* **The records**
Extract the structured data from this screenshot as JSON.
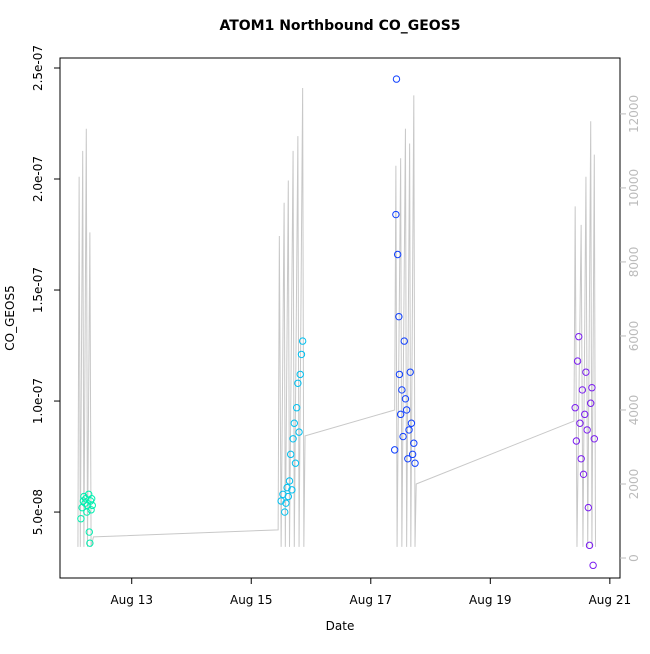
{
  "chart_data": {
    "type": "scatter",
    "title": "ATOM1 Northbound CO_GEOS5",
    "x_label": "Date",
    "y_label": "CO_GEOS5",
    "xlim": [
      11.8,
      21.17
    ],
    "xticks": [
      {
        "value": 13,
        "label": "Aug 13"
      },
      {
        "value": 15,
        "label": "Aug 15"
      },
      {
        "value": 17,
        "label": "Aug 17"
      },
      {
        "value": 19,
        "label": "Aug 19"
      },
      {
        "value": 21,
        "label": "Aug 21"
      }
    ],
    "ylim": [
      2.03e-08,
      2.545e-07
    ],
    "yticks": [
      {
        "value": 5e-08,
        "label": "5.0e-08"
      },
      {
        "value": 1e-07,
        "label": "1.0e-07"
      },
      {
        "value": 1.5e-07,
        "label": "1.5e-07"
      },
      {
        "value": 2e-07,
        "label": "2.0e-07"
      },
      {
        "value": 2.5e-07,
        "label": "2.5e-07"
      }
    ],
    "y2lim": [
      -540,
      13510
    ],
    "y2ticks": [
      0,
      2000,
      4000,
      6000,
      8000,
      10000,
      12000
    ],
    "y2_color": "#bbbbbb",
    "series": [
      {
        "type": "line",
        "axis": "y2",
        "color": "#c8c8c8",
        "x": [
          12.1,
          12.12,
          12.14,
          12.18,
          12.2,
          12.24,
          12.26,
          12.3,
          12.32,
          12.36,
          15.45,
          15.47,
          15.5,
          15.55,
          15.57,
          15.62,
          15.64,
          15.7,
          15.72,
          15.78,
          15.8,
          15.86,
          15.88,
          15.9,
          17.4,
          17.42,
          17.44,
          17.5,
          17.52,
          17.58,
          17.6,
          17.65,
          17.67,
          17.72,
          17.74,
          17.76,
          20.4,
          20.42,
          20.45,
          20.52,
          20.55,
          20.6,
          20.63,
          20.68,
          20.7,
          20.74,
          20.76
        ],
        "values": [
          300,
          10300,
          300,
          11000,
          300,
          11600,
          300,
          8800,
          300,
          570,
          760,
          8700,
          300,
          9600,
          300,
          10200,
          300,
          11000,
          300,
          11400,
          300,
          12700,
          300,
          3300,
          4000,
          10600,
          300,
          10800,
          300,
          11600,
          300,
          11200,
          300,
          12500,
          300,
          2000,
          3700,
          9500,
          300,
          9000,
          300,
          10300,
          300,
          11800,
          300,
          10900,
          300
        ]
      },
      {
        "type": "scatter",
        "color": "#00f0b0",
        "x": [
          12.15,
          12.17,
          12.19,
          12.2,
          12.22,
          12.23,
          12.25,
          12.26,
          12.28,
          12.29,
          12.3,
          12.31,
          12.32,
          12.33,
          12.34
        ],
        "values": [
          4.7e-08,
          5.2e-08,
          5.5e-08,
          5.7e-08,
          5.4e-08,
          5.6e-08,
          5e-08,
          5.3e-08,
          5.8e-08,
          4.1e-08,
          3.6e-08,
          5.5e-08,
          5.1e-08,
          5.6e-08,
          5.3e-08
        ]
      },
      {
        "type": "scatter",
        "color": "#00c0f0",
        "x": [
          15.5,
          15.53,
          15.56,
          15.58,
          15.6,
          15.62,
          15.64,
          15.66,
          15.68,
          15.7,
          15.72,
          15.74,
          15.76,
          15.78,
          15.8,
          15.82,
          15.84,
          15.86
        ],
        "values": [
          5.5e-08,
          5.8e-08,
          5e-08,
          5.4e-08,
          6.1e-08,
          5.7e-08,
          6.4e-08,
          7.6e-08,
          6e-08,
          8.3e-08,
          9e-08,
          7.2e-08,
          9.7e-08,
          1.08e-07,
          8.6e-08,
          1.12e-07,
          1.21e-07,
          1.27e-07
        ]
      },
      {
        "type": "scatter",
        "color": "#1040ff",
        "x": [
          17.4,
          17.42,
          17.43,
          17.45,
          17.47,
          17.48,
          17.5,
          17.52,
          17.54,
          17.56,
          17.58,
          17.6,
          17.62,
          17.64,
          17.66,
          17.68,
          17.7,
          17.72,
          17.74
        ],
        "values": [
          7.8e-08,
          1.84e-07,
          2.45e-07,
          1.66e-07,
          1.38e-07,
          1.12e-07,
          9.4e-08,
          1.05e-07,
          8.4e-08,
          1.27e-07,
          1.01e-07,
          9.6e-08,
          7.4e-08,
          8.7e-08,
          1.13e-07,
          9e-08,
          7.6e-08,
          8.1e-08,
          7.2e-08
        ]
      },
      {
        "type": "scatter",
        "color": "#7a1cf0",
        "x": [
          20.42,
          20.44,
          20.46,
          20.48,
          20.5,
          20.52,
          20.54,
          20.56,
          20.58,
          20.6,
          20.62,
          20.64,
          20.66,
          20.68,
          20.7,
          20.72,
          20.74
        ],
        "values": [
          9.7e-08,
          8.2e-08,
          1.18e-07,
          1.29e-07,
          9e-08,
          7.4e-08,
          1.05e-07,
          6.7e-08,
          9.4e-08,
          1.13e-07,
          8.7e-08,
          5.2e-08,
          3.5e-08,
          9.9e-08,
          1.06e-07,
          2.6e-08,
          8.3e-08
        ]
      }
    ]
  }
}
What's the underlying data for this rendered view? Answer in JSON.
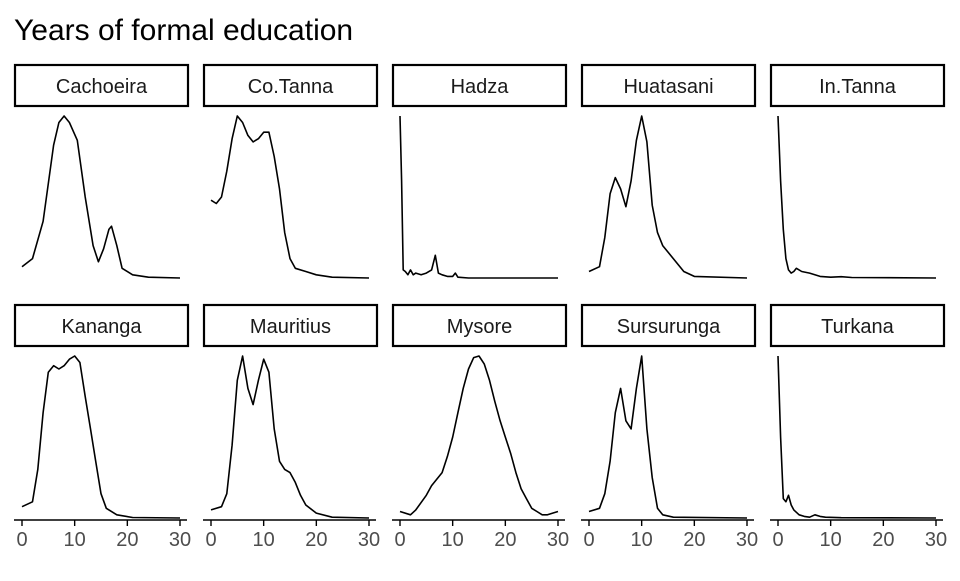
{
  "chart_data": {
    "type": "area",
    "title": "Years of formal education",
    "xlabel": "",
    "ylabel": "",
    "xlim": [
      0,
      30
    ],
    "x_ticks": [
      0,
      10,
      20,
      30
    ],
    "x_tick_labels": [
      "0",
      "10",
      "20",
      "30"
    ],
    "grid": false,
    "legend": "none",
    "line_color": "#000000",
    "panels": [
      {
        "name": "Cachoeira",
        "points": [
          [
            0,
            0.07
          ],
          [
            2,
            0.12
          ],
          [
            4,
            0.35
          ],
          [
            6,
            0.82
          ],
          [
            7,
            0.96
          ],
          [
            8,
            1.0
          ],
          [
            9,
            0.96
          ],
          [
            10.5,
            0.85
          ],
          [
            12,
            0.5
          ],
          [
            13.5,
            0.2
          ],
          [
            14.5,
            0.1
          ],
          [
            15.5,
            0.18
          ],
          [
            16.5,
            0.3
          ],
          [
            17,
            0.32
          ],
          [
            18,
            0.2
          ],
          [
            19,
            0.06
          ],
          [
            21,
            0.02
          ],
          [
            24,
            0.005
          ],
          [
            30,
            0.0
          ]
        ]
      },
      {
        "name": "Co.Tanna",
        "points": [
          [
            0,
            0.48
          ],
          [
            1,
            0.46
          ],
          [
            2,
            0.5
          ],
          [
            3,
            0.66
          ],
          [
            4,
            0.86
          ],
          [
            5,
            1.0
          ],
          [
            6,
            0.96
          ],
          [
            7,
            0.88
          ],
          [
            8,
            0.84
          ],
          [
            9,
            0.86
          ],
          [
            10,
            0.9
          ],
          [
            11,
            0.9
          ],
          [
            12,
            0.75
          ],
          [
            13,
            0.55
          ],
          [
            14,
            0.28
          ],
          [
            15,
            0.12
          ],
          [
            16,
            0.06
          ],
          [
            18,
            0.04
          ],
          [
            20,
            0.02
          ],
          [
            23,
            0.005
          ],
          [
            30,
            0.0
          ]
        ]
      },
      {
        "name": "Hadza",
        "points": [
          [
            0,
            1.0
          ],
          [
            0.3,
            0.6
          ],
          [
            0.6,
            0.05
          ],
          [
            1,
            0.04
          ],
          [
            1.5,
            0.02
          ],
          [
            2,
            0.05
          ],
          [
            2.5,
            0.02
          ],
          [
            3,
            0.03
          ],
          [
            4,
            0.02
          ],
          [
            5,
            0.03
          ],
          [
            6,
            0.05
          ],
          [
            6.7,
            0.14
          ],
          [
            7.3,
            0.03
          ],
          [
            8,
            0.02
          ],
          [
            9,
            0.01
          ],
          [
            10,
            0.01
          ],
          [
            10.5,
            0.03
          ],
          [
            11,
            0.005
          ],
          [
            13,
            0.0
          ],
          [
            30,
            0.0
          ]
        ]
      },
      {
        "name": "Huatasani",
        "points": [
          [
            0,
            0.04
          ],
          [
            2,
            0.07
          ],
          [
            3,
            0.25
          ],
          [
            4,
            0.52
          ],
          [
            5,
            0.62
          ],
          [
            6,
            0.55
          ],
          [
            7,
            0.44
          ],
          [
            8,
            0.6
          ],
          [
            9,
            0.85
          ],
          [
            10,
            1.0
          ],
          [
            11,
            0.84
          ],
          [
            12,
            0.45
          ],
          [
            13,
            0.28
          ],
          [
            14,
            0.2
          ],
          [
            16,
            0.12
          ],
          [
            18,
            0.04
          ],
          [
            20,
            0.01
          ],
          [
            30,
            0.0
          ]
        ]
      },
      {
        "name": "In.Tanna",
        "points": [
          [
            0,
            1.0
          ],
          [
            0.5,
            0.6
          ],
          [
            1,
            0.3
          ],
          [
            1.5,
            0.12
          ],
          [
            2,
            0.05
          ],
          [
            2.5,
            0.03
          ],
          [
            3,
            0.04
          ],
          [
            3.5,
            0.06
          ],
          [
            4.5,
            0.04
          ],
          [
            6,
            0.03
          ],
          [
            8,
            0.01
          ],
          [
            10,
            0.005
          ],
          [
            12,
            0.008
          ],
          [
            14,
            0.003
          ],
          [
            30,
            0.0
          ]
        ]
      },
      {
        "name": "Kananga",
        "points": [
          [
            0,
            0.07
          ],
          [
            2,
            0.1
          ],
          [
            3,
            0.3
          ],
          [
            4,
            0.65
          ],
          [
            5,
            0.9
          ],
          [
            6,
            0.94
          ],
          [
            7,
            0.92
          ],
          [
            8,
            0.94
          ],
          [
            9,
            0.98
          ],
          [
            10,
            1.0
          ],
          [
            11,
            0.96
          ],
          [
            12,
            0.75
          ],
          [
            13,
            0.55
          ],
          [
            14,
            0.35
          ],
          [
            15,
            0.15
          ],
          [
            16,
            0.06
          ],
          [
            18,
            0.02
          ],
          [
            21,
            0.003
          ],
          [
            30,
            0.0
          ]
        ]
      },
      {
        "name": "Mauritius",
        "points": [
          [
            0,
            0.05
          ],
          [
            2,
            0.07
          ],
          [
            3,
            0.15
          ],
          [
            4,
            0.45
          ],
          [
            5,
            0.85
          ],
          [
            6,
            1.0
          ],
          [
            7,
            0.8
          ],
          [
            8,
            0.7
          ],
          [
            9,
            0.85
          ],
          [
            10,
            0.98
          ],
          [
            11,
            0.9
          ],
          [
            12,
            0.55
          ],
          [
            13,
            0.35
          ],
          [
            14,
            0.3
          ],
          [
            15,
            0.28
          ],
          [
            16,
            0.22
          ],
          [
            17,
            0.14
          ],
          [
            18,
            0.08
          ],
          [
            20,
            0.03
          ],
          [
            23,
            0.005
          ],
          [
            30,
            0.0
          ]
        ]
      },
      {
        "name": "Mysore",
        "points": [
          [
            0,
            0.04
          ],
          [
            2,
            0.02
          ],
          [
            3,
            0.05
          ],
          [
            5,
            0.14
          ],
          [
            6,
            0.2
          ],
          [
            8,
            0.28
          ],
          [
            9,
            0.38
          ],
          [
            10,
            0.5
          ],
          [
            11,
            0.65
          ],
          [
            12,
            0.8
          ],
          [
            13,
            0.92
          ],
          [
            14,
            0.99
          ],
          [
            15,
            1.0
          ],
          [
            16,
            0.95
          ],
          [
            17,
            0.85
          ],
          [
            18,
            0.72
          ],
          [
            19,
            0.6
          ],
          [
            20,
            0.5
          ],
          [
            21,
            0.4
          ],
          [
            22,
            0.28
          ],
          [
            23,
            0.18
          ],
          [
            24,
            0.12
          ],
          [
            25,
            0.06
          ],
          [
            26,
            0.04
          ],
          [
            27,
            0.02
          ],
          [
            28,
            0.02
          ],
          [
            29,
            0.03
          ],
          [
            30,
            0.04
          ]
        ]
      },
      {
        "name": "Sursurunga",
        "points": [
          [
            0,
            0.04
          ],
          [
            2,
            0.06
          ],
          [
            3,
            0.15
          ],
          [
            4,
            0.35
          ],
          [
            5,
            0.65
          ],
          [
            6,
            0.8
          ],
          [
            7,
            0.6
          ],
          [
            8,
            0.55
          ],
          [
            9,
            0.8
          ],
          [
            10,
            1.0
          ],
          [
            11,
            0.55
          ],
          [
            12,
            0.25
          ],
          [
            13,
            0.06
          ],
          [
            14,
            0.02
          ],
          [
            16,
            0.005
          ],
          [
            30,
            0.0
          ]
        ]
      },
      {
        "name": "Turkana",
        "points": [
          [
            0,
            1.0
          ],
          [
            0.5,
            0.5
          ],
          [
            1,
            0.12
          ],
          [
            1.5,
            0.1
          ],
          [
            2,
            0.14
          ],
          [
            2.5,
            0.08
          ],
          [
            3,
            0.05
          ],
          [
            4,
            0.02
          ],
          [
            5,
            0.01
          ],
          [
            6,
            0.005
          ],
          [
            7,
            0.02
          ],
          [
            8,
            0.01
          ],
          [
            9,
            0.005
          ],
          [
            12,
            0.002
          ],
          [
            30,
            0.0
          ]
        ]
      }
    ]
  }
}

* **What the task requires**
From the material given, work out how many lines hold the string "this"; state that number and nothing further.

* **Task answer**
2